Reflexiones brillantes y colaboraciones destacadas –como la de Ruth Ben-Ghiat y de Alicia Decker– se alternan con el trazo grueso y las omisiones más o menos flagrantes. La selección de casos y de contenidos la habrían firmado con gusto varias agencias y departamentos ministeriales de los Estados Unidos. Así, no sólo resulta llamativa la ausencia de cualquier dictador de los muchos que ofrecía para elegir el área de América Latina, sino que el factor exterior y las injerencias políticas, económicas y diplomáticas se encuentran prácticamente ausentes de la ecuación que explica la aparición y el éxito de un dictador, todos ellos movidos por ambiciones personales y materiales, nunca por ideologías o en tanto que representantes de movimientos y partidos políticos. Estas ausencias ignoran deliberadamente las enseñanzas de otras escuelas norteamericanas de estudios sobre el autoritarismo –como la formada por Philippe Schmitter y Guillermo O’Donnell en torno al más progresista Woodrow Wilson Center– y son, de hecho, contradictorias con su propio modelo de análisis. Por poner únicamente un ejemplo, difícilmente puede entenderse el mantenimiento de los Kim en el poder si no se relaciona con su adscripción al Partido Comunista, ya que las dictaduras sostenidas por esta ideología han sido y son capaces, a través de la historia, de asegurar la sucesión de sus fundadores, mientras que prácticamente nunca lo consiguieron aquellas instauradas bajo el signo del fascismo y el autoritarismo de derechas.

§ **TAREA DEL EJERCICIO A**
Enumera todas las personas que el fragmento sobre los dictadores menciona con nombre y apellido.

§ **SECCIÓN DE DATOS**
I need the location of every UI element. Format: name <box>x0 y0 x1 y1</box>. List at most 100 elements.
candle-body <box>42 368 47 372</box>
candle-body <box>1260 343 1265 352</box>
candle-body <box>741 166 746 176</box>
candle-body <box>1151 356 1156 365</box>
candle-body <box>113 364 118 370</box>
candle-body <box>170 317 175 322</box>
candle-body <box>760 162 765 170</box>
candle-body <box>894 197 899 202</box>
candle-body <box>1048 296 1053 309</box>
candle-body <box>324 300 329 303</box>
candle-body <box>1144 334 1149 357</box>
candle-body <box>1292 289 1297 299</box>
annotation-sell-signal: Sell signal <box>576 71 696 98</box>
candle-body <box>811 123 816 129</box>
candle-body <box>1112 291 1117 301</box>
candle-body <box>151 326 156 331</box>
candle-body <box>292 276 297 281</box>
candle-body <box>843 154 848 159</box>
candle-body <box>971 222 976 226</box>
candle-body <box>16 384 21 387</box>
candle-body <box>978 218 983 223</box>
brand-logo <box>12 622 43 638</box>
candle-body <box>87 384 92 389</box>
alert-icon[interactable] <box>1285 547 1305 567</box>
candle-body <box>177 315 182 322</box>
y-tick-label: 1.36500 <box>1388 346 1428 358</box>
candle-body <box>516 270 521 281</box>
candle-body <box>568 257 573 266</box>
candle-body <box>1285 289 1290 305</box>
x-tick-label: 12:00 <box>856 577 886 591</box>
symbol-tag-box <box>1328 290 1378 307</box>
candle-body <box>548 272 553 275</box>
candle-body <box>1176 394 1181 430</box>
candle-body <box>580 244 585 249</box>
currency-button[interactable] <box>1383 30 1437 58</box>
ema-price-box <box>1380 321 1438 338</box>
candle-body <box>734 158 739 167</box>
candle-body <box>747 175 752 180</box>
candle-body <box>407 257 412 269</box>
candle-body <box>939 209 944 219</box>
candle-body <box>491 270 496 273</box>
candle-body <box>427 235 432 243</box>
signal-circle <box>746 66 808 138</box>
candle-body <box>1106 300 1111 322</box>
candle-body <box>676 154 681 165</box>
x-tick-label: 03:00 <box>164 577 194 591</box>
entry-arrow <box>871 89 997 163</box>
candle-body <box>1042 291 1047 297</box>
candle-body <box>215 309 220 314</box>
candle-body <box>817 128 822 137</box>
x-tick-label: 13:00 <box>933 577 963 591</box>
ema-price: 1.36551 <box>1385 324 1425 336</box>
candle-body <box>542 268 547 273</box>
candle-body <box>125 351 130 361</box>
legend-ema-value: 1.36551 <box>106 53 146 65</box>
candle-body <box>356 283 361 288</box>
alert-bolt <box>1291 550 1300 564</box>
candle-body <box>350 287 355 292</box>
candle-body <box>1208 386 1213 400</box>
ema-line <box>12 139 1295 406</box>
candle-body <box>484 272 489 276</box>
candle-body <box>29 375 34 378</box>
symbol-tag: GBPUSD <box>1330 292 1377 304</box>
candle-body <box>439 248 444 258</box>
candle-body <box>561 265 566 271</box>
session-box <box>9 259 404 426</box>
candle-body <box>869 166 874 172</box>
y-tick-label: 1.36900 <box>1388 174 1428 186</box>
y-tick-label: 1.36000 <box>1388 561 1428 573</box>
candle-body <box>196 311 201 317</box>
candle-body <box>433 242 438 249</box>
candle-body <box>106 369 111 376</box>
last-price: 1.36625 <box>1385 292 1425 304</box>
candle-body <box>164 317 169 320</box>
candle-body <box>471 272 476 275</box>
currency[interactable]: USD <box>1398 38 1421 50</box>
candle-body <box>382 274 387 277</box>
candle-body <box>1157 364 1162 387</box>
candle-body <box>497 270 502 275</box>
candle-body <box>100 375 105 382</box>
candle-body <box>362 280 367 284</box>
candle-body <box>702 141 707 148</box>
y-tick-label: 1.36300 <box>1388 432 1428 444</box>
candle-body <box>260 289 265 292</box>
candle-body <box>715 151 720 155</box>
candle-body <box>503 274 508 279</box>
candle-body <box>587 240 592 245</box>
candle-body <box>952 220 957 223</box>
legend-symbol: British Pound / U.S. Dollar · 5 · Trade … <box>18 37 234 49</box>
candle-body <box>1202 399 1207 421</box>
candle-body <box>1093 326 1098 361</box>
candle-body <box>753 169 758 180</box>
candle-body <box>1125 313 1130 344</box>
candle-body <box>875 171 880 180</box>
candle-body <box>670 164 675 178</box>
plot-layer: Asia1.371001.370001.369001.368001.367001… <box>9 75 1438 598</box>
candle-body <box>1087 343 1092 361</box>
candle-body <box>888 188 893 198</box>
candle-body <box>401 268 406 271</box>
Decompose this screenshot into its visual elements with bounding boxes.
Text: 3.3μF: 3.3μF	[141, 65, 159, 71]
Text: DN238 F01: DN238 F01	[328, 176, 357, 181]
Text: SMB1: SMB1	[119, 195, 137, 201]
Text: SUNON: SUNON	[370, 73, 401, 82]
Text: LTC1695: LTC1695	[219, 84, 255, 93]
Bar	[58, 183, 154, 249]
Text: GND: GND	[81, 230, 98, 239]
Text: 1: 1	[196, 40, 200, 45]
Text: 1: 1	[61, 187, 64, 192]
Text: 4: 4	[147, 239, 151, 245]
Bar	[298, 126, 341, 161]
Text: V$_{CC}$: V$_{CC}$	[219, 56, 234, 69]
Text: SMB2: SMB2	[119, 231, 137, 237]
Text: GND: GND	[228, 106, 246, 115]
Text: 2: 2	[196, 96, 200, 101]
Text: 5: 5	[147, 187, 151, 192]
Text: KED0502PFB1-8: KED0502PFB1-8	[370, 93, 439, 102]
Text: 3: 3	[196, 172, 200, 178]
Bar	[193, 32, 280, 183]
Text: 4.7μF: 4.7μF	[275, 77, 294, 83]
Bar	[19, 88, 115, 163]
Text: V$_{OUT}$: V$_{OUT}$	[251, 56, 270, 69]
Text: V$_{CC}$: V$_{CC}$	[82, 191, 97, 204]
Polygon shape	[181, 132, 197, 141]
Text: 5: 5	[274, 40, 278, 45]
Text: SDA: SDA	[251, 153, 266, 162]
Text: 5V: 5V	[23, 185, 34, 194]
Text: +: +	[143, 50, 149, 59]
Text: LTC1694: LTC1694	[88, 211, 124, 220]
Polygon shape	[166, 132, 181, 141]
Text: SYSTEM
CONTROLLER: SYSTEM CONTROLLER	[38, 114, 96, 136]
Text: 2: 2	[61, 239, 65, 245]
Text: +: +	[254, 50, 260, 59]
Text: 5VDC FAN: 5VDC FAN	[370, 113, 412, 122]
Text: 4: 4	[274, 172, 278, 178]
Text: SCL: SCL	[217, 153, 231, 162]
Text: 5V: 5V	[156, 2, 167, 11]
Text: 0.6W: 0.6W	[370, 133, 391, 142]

§ **TAREA DEL EJERCICIO B**
Da formato de lista numerada a las líneas del listado. Empieza en su primera línea y termina en la que contiene "candle-body <box>1292 289 1297 299</box>", con ambas incluidas, y omite las líneas en blanco.

§ **SOLUCIÓN COMPLETA A**
- Ruth Ben-Ghiat
- Alicia Decker
- Philippe Schmitter
- Guillermo O’Donnell

§ **SOLUCIÓN COMPLETA B**
1. I need the location of every UI element. Format: name <box>x0 y0 x1 y1</box>. List at most 100 elements.
2. candle-body <box>42 368 47 372</box>
3. candle-body <box>1260 343 1265 352</box>
4. candle-body <box>741 166 746 176</box>
5. candle-body <box>1151 356 1156 365</box>
6. candle-body <box>113 364 118 370</box>
7. candle-body <box>170 317 175 322</box>
8. candle-body <box>760 162 765 170</box>
9. candle-body <box>894 197 899 202</box>
10. candle-body <box>1048 296 1053 309</box>
11. candle-body <box>324 300 329 303</box>
12. candle-body <box>1144 334 1149 357</box>
13. candle-body <box>1292 289 1297 299</box>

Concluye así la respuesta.